**RECORDS PROVIDED:**
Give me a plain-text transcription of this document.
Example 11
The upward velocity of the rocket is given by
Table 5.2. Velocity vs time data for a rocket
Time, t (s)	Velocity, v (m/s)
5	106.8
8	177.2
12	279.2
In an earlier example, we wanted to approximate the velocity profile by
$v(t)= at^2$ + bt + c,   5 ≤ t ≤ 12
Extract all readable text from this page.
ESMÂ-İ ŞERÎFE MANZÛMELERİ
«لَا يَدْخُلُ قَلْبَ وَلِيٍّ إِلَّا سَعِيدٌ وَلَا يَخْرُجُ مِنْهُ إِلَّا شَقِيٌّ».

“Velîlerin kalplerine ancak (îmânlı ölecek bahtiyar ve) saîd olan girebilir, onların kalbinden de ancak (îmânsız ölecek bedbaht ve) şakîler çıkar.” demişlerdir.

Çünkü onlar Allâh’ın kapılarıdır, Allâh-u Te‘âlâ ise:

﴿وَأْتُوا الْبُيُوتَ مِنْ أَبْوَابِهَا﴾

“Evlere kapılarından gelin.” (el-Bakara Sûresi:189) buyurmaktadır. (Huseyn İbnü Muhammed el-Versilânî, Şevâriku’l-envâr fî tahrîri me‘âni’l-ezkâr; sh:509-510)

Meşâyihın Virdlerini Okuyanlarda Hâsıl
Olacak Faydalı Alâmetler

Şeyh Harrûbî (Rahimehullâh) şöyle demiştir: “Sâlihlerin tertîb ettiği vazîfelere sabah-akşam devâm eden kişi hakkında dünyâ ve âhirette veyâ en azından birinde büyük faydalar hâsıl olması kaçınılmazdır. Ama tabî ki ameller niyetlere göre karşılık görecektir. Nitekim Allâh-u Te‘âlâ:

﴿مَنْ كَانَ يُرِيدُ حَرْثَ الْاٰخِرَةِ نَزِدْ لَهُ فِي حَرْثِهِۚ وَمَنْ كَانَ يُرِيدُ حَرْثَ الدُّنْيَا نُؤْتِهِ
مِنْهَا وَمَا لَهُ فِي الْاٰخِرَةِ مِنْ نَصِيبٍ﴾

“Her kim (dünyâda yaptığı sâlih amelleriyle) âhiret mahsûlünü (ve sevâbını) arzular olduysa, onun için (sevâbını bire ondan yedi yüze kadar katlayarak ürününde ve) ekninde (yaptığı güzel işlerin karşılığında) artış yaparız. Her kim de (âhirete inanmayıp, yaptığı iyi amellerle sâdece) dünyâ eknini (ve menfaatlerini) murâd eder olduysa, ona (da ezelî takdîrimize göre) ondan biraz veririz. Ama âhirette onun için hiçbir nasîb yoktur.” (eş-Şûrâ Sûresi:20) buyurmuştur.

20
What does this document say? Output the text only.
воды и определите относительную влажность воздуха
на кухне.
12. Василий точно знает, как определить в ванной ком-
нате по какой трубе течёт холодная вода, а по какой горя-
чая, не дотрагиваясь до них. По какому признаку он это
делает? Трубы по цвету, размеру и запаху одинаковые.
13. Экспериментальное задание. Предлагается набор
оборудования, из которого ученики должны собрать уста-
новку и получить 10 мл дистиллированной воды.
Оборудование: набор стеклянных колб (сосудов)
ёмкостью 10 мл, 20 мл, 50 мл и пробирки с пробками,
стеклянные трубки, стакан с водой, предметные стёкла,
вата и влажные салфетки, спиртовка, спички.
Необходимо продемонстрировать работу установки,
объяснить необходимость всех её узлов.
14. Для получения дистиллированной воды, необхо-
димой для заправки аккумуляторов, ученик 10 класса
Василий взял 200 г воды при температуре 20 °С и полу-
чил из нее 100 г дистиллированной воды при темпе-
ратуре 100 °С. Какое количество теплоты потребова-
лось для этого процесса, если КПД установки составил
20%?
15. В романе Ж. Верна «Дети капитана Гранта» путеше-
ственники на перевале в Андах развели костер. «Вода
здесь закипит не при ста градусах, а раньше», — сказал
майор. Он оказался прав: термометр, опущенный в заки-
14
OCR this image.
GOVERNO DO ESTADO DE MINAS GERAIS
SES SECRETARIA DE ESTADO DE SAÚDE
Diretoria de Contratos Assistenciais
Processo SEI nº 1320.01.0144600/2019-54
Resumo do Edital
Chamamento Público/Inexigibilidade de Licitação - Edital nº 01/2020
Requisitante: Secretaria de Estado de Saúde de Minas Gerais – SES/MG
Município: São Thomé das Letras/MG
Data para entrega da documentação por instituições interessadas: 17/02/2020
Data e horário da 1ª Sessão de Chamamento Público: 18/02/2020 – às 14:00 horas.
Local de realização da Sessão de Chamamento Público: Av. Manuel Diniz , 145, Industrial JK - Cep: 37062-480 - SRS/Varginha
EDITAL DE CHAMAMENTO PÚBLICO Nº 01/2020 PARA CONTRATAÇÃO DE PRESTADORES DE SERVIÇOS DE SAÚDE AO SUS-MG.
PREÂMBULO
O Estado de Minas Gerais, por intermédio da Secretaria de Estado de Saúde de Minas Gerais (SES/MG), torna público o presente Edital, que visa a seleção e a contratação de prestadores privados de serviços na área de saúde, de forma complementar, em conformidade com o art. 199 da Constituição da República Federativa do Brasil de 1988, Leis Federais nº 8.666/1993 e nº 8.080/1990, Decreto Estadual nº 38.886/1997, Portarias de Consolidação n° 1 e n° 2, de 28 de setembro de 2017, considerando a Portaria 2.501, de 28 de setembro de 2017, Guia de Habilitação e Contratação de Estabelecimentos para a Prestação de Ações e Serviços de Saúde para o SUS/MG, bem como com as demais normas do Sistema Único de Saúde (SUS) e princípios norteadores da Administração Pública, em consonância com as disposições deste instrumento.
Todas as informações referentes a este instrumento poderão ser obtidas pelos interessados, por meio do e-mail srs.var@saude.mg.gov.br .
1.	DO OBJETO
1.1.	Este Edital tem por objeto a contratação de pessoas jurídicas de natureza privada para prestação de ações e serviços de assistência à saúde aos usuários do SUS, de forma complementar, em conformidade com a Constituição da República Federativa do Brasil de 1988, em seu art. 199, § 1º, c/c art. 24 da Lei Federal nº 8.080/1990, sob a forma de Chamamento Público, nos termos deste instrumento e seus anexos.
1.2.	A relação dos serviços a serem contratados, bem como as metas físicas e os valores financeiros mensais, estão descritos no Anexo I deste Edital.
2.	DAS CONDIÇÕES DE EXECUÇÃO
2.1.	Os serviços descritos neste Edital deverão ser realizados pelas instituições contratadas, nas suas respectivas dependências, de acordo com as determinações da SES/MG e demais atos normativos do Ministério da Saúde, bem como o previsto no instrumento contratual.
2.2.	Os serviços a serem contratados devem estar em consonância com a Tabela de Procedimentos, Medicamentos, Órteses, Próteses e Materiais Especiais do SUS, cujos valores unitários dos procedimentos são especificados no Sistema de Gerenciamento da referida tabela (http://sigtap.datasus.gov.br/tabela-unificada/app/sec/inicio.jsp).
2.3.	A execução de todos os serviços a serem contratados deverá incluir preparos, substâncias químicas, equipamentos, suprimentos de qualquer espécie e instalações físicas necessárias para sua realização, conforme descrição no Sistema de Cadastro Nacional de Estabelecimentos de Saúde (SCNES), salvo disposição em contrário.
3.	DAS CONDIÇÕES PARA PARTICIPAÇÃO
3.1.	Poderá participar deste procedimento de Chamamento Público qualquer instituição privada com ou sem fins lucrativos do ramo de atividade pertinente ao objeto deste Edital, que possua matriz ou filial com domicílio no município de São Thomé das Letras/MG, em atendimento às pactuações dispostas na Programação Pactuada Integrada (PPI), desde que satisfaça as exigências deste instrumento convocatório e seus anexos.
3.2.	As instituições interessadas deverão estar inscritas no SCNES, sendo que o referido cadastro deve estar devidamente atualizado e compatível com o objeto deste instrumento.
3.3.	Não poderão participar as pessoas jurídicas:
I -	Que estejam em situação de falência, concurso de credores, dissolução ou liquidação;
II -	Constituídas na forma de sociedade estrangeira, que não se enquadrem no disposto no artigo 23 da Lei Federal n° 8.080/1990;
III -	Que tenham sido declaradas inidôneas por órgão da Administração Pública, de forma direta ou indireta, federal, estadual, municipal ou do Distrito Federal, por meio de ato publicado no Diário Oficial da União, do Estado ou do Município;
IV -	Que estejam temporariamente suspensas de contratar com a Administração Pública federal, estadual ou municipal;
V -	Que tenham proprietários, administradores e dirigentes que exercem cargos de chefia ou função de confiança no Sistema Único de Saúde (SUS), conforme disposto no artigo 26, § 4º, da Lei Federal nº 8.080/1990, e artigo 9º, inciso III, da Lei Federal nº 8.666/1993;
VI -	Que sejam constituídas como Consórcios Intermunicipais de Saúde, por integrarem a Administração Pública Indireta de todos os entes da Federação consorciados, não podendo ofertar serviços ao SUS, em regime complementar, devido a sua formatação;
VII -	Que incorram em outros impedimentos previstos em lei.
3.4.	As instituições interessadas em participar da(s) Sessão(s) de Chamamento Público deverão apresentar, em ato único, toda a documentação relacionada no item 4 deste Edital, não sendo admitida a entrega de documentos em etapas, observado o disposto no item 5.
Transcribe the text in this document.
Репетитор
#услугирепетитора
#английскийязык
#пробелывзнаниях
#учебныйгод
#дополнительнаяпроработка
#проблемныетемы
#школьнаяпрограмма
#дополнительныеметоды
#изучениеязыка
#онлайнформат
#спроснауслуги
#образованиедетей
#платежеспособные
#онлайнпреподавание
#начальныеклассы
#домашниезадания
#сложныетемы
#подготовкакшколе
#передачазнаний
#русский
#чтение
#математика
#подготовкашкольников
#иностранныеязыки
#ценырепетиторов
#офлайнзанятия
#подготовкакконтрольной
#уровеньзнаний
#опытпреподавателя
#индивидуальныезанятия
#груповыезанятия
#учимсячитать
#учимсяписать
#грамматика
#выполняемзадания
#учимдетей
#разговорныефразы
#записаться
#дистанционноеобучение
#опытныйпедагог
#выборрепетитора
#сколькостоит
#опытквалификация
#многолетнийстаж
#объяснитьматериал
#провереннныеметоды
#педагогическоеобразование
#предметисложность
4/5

**BRIEF:**
Only the number is wanted: how many lines of these entries contain the string "rocket"?

**RESULT OF THIS EXERCISE:**
2